Material supplied:
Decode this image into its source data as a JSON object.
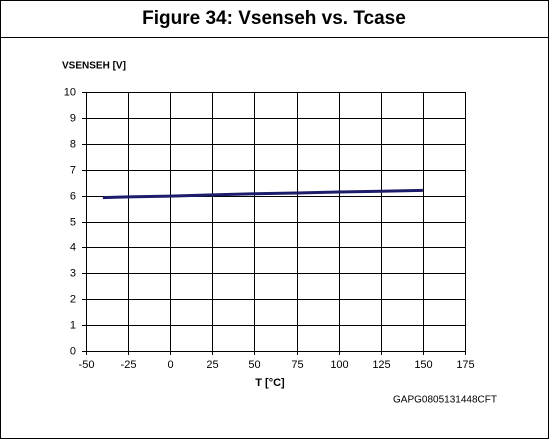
{
  "chart_data": {
    "type": "line",
    "title": "Figure 34: Vsenseh vs. Tcase",
    "y_label": "VSENSEH [V]",
    "x_label": "T [°C]",
    "code": "GAPG0805131448CFT",
    "x": [
      -40,
      -25,
      0,
      25,
      50,
      75,
      100,
      125,
      150
    ],
    "series": [
      {
        "name": "Vsenseh",
        "color": "#1c1c6b",
        "values": [
          5.92,
          5.95,
          5.98,
          6.03,
          6.07,
          6.1,
          6.14,
          6.17,
          6.2
        ]
      }
    ],
    "xlim": [
      -50,
      175
    ],
    "xticks": [
      -50,
      -25,
      0,
      25,
      50,
      75,
      100,
      125,
      150,
      175
    ],
    "ylim": [
      0,
      10
    ],
    "yticks": [
      0,
      1,
      2,
      3,
      4,
      5,
      6,
      7,
      8,
      9,
      10
    ],
    "grid": true
  }
}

Exercise:
Repeat every record precisely. Any picture among them stays out of the copy.

The completed task:
Decode this image into its source data as a JSON object.
{
  "chart_data": {
    "type": "line",
    "title": "Figure 34: Vsenseh vs. Tcase",
    "y_label": "VSENSEH [V]",
    "x_label": "T [°C]",
    "code": "GAPG0805131448CFT",
    "x": [
      -40,
      -25,
      0,
      25,
      50,
      75,
      100,
      125,
      150
    ],
    "series": [
      {
        "name": "Vsenseh",
        "color": "#1c1c6b",
        "values": [
          5.92,
          5.95,
          5.98,
          6.03,
          6.07,
          6.1,
          6.14,
          6.17,
          6.2
        ]
      }
    ],
    "xlim": [
      -50,
      175
    ],
    "xticks": [
      -50,
      -25,
      0,
      25,
      50,
      75,
      100,
      125,
      150,
      175
    ],
    "ylim": [
      0,
      10
    ],
    "yticks": [
      0,
      1,
      2,
      3,
      4,
      5,
      6,
      7,
      8,
      9,
      10
    ],
    "grid": true
  }
}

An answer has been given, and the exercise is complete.